• MATERIAL FOR THE TASK:
↓

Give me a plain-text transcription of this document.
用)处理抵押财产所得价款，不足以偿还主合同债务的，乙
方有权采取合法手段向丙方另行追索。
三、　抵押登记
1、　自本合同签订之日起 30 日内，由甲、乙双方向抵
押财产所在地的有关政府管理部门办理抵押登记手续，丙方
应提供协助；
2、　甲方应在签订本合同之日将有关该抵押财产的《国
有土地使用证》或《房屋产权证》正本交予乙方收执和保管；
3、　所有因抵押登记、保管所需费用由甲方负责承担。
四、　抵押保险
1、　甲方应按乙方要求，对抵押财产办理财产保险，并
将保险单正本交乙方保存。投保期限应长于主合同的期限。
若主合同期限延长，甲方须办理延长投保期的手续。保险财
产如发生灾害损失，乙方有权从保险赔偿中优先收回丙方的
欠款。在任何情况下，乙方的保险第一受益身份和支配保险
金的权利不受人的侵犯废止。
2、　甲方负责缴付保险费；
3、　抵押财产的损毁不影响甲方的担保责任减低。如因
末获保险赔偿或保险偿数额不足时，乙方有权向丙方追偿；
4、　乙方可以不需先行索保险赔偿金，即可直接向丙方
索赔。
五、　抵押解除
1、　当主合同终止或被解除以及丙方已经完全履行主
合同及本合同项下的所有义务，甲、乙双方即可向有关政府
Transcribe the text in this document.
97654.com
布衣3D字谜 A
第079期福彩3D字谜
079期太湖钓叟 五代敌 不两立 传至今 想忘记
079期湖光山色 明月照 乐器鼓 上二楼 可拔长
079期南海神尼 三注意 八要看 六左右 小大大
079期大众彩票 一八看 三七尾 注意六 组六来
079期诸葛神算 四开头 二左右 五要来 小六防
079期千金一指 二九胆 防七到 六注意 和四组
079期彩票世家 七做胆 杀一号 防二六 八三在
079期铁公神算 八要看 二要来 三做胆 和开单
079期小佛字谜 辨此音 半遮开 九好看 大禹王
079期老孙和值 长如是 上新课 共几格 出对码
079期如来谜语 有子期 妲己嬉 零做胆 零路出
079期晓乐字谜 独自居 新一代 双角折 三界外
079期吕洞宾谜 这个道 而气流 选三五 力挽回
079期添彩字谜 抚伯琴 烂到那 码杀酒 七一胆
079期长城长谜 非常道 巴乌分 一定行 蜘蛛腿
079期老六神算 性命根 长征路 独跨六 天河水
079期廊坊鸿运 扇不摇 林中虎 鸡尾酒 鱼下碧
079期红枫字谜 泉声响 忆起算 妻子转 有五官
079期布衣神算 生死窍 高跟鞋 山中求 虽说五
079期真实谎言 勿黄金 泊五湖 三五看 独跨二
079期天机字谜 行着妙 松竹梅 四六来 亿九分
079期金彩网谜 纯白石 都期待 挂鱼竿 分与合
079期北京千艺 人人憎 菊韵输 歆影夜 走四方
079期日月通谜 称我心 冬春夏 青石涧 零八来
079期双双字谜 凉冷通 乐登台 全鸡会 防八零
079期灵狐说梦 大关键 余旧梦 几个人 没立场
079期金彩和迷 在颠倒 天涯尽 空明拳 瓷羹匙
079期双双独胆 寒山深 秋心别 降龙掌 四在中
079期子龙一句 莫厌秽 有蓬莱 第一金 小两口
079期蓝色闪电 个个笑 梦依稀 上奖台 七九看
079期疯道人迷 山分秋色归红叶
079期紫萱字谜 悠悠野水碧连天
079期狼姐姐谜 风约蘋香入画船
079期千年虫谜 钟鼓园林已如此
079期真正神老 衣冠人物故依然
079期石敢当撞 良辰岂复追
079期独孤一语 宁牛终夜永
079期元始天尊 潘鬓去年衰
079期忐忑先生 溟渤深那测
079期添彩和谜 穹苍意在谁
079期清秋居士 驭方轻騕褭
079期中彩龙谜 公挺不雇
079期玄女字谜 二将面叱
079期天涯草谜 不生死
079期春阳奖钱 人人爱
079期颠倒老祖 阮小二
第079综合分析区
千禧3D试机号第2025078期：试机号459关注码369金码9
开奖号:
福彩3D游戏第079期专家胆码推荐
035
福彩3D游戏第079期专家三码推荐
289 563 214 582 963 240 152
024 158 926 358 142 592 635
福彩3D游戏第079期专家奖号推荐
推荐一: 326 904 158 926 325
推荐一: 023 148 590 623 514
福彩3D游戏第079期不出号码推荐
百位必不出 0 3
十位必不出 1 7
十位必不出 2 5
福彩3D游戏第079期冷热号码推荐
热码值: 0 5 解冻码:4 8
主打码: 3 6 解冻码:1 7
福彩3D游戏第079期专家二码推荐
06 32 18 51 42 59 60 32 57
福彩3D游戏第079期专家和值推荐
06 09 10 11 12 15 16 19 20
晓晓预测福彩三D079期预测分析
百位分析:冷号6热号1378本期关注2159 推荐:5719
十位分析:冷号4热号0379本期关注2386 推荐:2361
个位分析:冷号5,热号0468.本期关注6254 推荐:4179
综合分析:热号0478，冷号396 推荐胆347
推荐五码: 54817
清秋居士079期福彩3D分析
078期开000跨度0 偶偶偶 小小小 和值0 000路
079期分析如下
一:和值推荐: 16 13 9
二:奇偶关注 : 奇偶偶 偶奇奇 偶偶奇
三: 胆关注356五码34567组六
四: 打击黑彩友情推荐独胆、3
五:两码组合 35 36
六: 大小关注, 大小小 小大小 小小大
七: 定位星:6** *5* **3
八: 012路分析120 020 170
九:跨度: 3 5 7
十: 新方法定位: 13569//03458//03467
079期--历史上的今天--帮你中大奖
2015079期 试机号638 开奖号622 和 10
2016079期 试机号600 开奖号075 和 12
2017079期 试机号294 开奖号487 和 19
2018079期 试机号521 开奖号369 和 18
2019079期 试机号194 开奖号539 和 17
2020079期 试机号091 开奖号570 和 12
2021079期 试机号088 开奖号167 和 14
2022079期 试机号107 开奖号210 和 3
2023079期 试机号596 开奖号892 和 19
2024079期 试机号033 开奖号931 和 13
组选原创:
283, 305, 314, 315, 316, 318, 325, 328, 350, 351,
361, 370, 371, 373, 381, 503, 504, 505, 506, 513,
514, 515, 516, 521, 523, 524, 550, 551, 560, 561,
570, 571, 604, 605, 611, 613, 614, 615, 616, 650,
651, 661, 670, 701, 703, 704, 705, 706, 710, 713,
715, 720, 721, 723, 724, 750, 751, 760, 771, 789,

↑

• WHAT THE TASK ASKS: Pull every line containing "document" from the material above.

• REPLY:
Give me a plain-text transcription of this document.
Transcribe the text in this document.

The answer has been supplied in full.